Instructions for the task: Copy out every line that contains the word "tidak".
++++
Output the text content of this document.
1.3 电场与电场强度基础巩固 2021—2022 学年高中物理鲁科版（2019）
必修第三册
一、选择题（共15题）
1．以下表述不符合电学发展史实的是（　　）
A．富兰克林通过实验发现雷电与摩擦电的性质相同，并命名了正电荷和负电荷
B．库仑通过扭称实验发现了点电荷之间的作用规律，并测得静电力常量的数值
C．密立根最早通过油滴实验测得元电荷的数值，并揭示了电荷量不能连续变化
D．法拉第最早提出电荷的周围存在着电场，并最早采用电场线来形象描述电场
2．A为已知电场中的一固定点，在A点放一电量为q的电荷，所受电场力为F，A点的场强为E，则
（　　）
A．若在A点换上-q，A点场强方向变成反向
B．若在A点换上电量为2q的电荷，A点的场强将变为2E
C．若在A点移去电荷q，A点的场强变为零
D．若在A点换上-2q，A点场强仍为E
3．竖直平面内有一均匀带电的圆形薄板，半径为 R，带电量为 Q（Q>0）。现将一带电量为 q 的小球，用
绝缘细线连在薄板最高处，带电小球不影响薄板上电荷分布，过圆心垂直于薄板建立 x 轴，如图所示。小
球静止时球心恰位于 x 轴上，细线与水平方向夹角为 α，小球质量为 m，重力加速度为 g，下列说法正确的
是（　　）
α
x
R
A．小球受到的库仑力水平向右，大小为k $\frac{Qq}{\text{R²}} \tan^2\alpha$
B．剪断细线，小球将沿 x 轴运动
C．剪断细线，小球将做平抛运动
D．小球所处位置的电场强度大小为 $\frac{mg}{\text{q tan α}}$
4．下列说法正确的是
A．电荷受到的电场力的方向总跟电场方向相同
++++
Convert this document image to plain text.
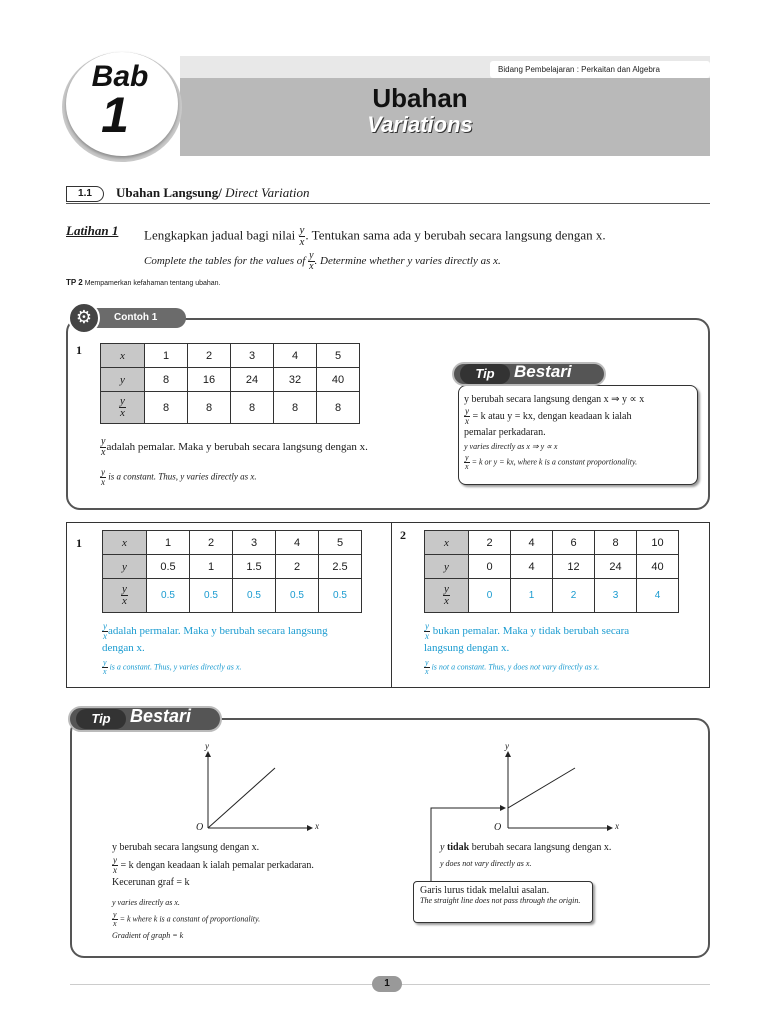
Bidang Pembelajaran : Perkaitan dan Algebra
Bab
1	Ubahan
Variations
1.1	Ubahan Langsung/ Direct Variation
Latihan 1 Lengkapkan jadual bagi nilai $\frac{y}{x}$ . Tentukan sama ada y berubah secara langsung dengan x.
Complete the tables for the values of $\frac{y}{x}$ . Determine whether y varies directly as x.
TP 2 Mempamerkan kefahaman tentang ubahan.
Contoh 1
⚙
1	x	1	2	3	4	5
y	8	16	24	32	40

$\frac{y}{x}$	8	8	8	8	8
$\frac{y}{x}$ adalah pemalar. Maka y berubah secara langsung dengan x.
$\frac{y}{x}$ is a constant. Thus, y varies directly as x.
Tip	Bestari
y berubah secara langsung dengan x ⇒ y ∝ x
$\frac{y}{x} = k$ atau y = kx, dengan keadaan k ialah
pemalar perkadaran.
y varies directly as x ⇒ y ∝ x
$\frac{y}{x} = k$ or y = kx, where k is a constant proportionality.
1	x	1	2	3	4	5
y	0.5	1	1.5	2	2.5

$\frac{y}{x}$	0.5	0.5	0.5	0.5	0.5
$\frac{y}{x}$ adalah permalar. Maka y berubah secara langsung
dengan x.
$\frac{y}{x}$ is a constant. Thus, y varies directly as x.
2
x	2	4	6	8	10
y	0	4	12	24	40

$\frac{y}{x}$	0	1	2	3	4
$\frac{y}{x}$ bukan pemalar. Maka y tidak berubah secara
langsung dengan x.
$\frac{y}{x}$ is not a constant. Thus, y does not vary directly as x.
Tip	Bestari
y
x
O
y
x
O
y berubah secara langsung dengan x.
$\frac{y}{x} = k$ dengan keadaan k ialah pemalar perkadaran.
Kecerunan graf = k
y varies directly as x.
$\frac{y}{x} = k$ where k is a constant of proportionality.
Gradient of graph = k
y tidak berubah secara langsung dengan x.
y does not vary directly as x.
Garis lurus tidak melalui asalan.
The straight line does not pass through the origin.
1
++++
Problem solution:
$\frac{y}{x}$ bukan pemalar. Maka y tidak berubah secara
y tidak berubah secara langsung dengan x.
Garis lurus tidak melalui asalan.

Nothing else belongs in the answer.